• Text shown
When asked how to differentiate between America250 the commission and America250 the nonprofit, Rios said “Think of it as one entity. America250 is one entity working together on the planning side and the implementations.”
An America250 spokesperson declined to specify what percentage of funds from merchandise that America250’s nonprofit arm received in 2025 and 2026, but provided a written statement.
“America250 is proud to be partnering with numerous household brands to bring the America250 logo and merchandise to communities across the country. These partnerships and merchandise are designed to help expand public awareness of the commemoration and give Americans additional ways to participate in the Semiquincentennial,” according to a spokesperson, adding the list of merch has grown in recent months.
“Our partners help bring the celebration to Americans through the brands they know and trust, advancing our goal of reaching all 350 million Americans as part of our ‘350 for 250’ initiative,” the statement continued.
In its 2025 legally mandated annual report to Congress, the America250 commission touted “a strong portfolio of strategic licensing agreements” that generated new revenue.
States Newsroom reached out to the offices of bipartisan members of Congress who currently serve as commissioners, and several staff replied they did not have information about how much money is being generated by merchandise.
The commissioners include Sens. Shelley Moore Capito, R-W.Va., Lisa Murkowski, R-Alaska, Alex Padilla, D-Calif., and Jeanne Shaheen, D-N.H., as well as Reps. Robert Aderholt, R-Ala., Maria Salazar, R-Fla., Dwight Evans, D-Pa., and Bonnie Watson Coleman, D-N.J.
America250 t-shirts and other merchandise for sale at Ronald Reagan Washington National Airport in Arlington, Virginia, on June 5, 2026. (Photo by Jane Norman/States Newsroom)
Freedom 250, the Trump entity, offers 62 branded products for sale on its website store, including shirts, hats, can koozies, stickers, pins and a colonial model flag with “250” featured inside the circle of the 13 stars.
At least two booths selling merchandise are open at the Great American State Fair on the National Mall, one of Freedom 250’s main events.
Freedom 250 press officials did not respond to States Newsroom regarding where merchandise profits are directed.
Merchandise representing both America250 and Freedom 250 has been spotted in tourist shops in Washington, D.C., and Ronald Reagan Washington National Airport, just over the Virginia border.
Millions in spending
Congress initially appropriated $79.8 million over several years to the America250 commission, beginning in 2019, according to the entity’s annual report.
Most of its spending in 2025 — $17 million — went to America250 programs, according to the report.
That included field trips for roughly 550 students, $250,000 in grants for young entrepreneurs, an America250 time capsule to be buried in Philadelphia on July 4, a “Giving Forth” initiative to raise awareness about mid-year donations to nonprofit organizations, and New Year’s Eve-style ball drops to ring in Independence Day in every U.S. time zone and territory, among other initiatives.
“We are driven by purpose, not politics and our bipartisan Commission focuses on serving the interests of all Americans as mandated by our legislation. If the 250th anniversary is going to mean something to all Americans, it needs to be nonpartisan and belong to every American,” an America250 spokesperson said.

• Supplied records
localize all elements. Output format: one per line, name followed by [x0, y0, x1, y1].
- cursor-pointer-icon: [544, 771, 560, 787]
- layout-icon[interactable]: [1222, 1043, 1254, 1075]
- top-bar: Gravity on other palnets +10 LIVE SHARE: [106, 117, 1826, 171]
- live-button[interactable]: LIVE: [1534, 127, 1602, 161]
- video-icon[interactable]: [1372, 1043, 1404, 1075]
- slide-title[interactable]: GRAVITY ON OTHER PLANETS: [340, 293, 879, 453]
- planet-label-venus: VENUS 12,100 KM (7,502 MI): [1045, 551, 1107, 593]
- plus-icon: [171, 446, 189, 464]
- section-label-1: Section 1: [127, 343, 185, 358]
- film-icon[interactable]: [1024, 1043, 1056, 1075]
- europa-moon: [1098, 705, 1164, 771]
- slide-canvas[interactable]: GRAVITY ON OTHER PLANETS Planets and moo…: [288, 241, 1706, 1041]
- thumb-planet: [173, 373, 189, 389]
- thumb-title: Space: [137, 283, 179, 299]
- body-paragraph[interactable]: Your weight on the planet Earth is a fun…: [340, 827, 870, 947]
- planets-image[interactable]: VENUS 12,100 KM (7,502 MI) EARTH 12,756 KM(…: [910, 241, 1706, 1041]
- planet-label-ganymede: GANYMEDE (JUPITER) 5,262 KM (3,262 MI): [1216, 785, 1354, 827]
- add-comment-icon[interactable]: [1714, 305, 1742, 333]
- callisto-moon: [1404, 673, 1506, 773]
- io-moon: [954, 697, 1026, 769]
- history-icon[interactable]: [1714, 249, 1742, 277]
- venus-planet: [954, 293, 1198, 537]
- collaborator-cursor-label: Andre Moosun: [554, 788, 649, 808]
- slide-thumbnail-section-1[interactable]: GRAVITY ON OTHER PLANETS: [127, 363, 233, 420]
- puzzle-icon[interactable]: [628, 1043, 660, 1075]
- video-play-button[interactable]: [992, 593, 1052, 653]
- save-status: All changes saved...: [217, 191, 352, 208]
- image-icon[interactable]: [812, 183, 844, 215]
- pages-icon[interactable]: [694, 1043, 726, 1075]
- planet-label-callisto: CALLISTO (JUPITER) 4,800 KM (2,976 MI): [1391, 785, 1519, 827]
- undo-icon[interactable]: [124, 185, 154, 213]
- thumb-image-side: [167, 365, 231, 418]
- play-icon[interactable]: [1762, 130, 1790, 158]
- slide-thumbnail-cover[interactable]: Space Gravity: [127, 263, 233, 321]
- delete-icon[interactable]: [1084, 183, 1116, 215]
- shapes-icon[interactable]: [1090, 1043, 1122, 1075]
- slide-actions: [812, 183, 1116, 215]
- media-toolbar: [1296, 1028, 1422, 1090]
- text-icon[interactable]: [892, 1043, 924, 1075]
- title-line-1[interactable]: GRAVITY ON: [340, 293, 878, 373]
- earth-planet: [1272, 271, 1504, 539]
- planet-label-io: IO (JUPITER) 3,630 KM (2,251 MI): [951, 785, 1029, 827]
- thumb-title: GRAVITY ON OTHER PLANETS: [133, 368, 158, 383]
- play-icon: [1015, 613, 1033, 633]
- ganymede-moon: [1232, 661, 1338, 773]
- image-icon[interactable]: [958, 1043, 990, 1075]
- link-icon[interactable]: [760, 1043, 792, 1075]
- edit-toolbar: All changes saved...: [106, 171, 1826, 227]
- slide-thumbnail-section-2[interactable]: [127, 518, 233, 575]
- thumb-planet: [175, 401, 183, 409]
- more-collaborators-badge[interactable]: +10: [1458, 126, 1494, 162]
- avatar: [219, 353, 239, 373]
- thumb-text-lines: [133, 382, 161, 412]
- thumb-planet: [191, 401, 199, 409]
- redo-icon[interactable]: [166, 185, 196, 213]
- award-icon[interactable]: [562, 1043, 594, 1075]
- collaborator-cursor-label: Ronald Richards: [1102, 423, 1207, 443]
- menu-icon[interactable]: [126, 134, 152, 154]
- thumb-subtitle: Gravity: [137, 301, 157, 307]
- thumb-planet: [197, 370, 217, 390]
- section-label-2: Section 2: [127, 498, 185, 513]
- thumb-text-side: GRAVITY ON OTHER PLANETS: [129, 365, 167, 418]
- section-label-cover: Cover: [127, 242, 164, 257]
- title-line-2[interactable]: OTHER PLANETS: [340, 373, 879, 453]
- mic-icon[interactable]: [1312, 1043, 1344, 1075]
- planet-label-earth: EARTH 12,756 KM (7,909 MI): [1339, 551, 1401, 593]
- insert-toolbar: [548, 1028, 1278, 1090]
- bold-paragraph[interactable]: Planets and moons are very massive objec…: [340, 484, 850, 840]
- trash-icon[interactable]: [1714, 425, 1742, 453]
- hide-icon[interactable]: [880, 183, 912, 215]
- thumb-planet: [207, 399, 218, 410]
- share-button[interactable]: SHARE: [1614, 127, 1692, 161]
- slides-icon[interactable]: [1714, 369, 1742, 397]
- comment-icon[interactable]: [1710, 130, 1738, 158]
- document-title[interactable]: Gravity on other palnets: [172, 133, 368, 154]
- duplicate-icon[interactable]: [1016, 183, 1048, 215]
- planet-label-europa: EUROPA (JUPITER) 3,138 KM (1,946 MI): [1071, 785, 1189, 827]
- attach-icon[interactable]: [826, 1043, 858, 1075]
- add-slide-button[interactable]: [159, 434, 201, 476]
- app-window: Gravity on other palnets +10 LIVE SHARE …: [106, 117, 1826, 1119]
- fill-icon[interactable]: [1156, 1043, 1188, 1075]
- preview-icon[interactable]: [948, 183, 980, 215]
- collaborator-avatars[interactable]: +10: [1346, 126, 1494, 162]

• Written problem
According to the article on America250 merchandise and spending, how much money did Congress initially appropriate to the America250 commission?

• Solution below
$79.8 million over several years, beginning in 2019.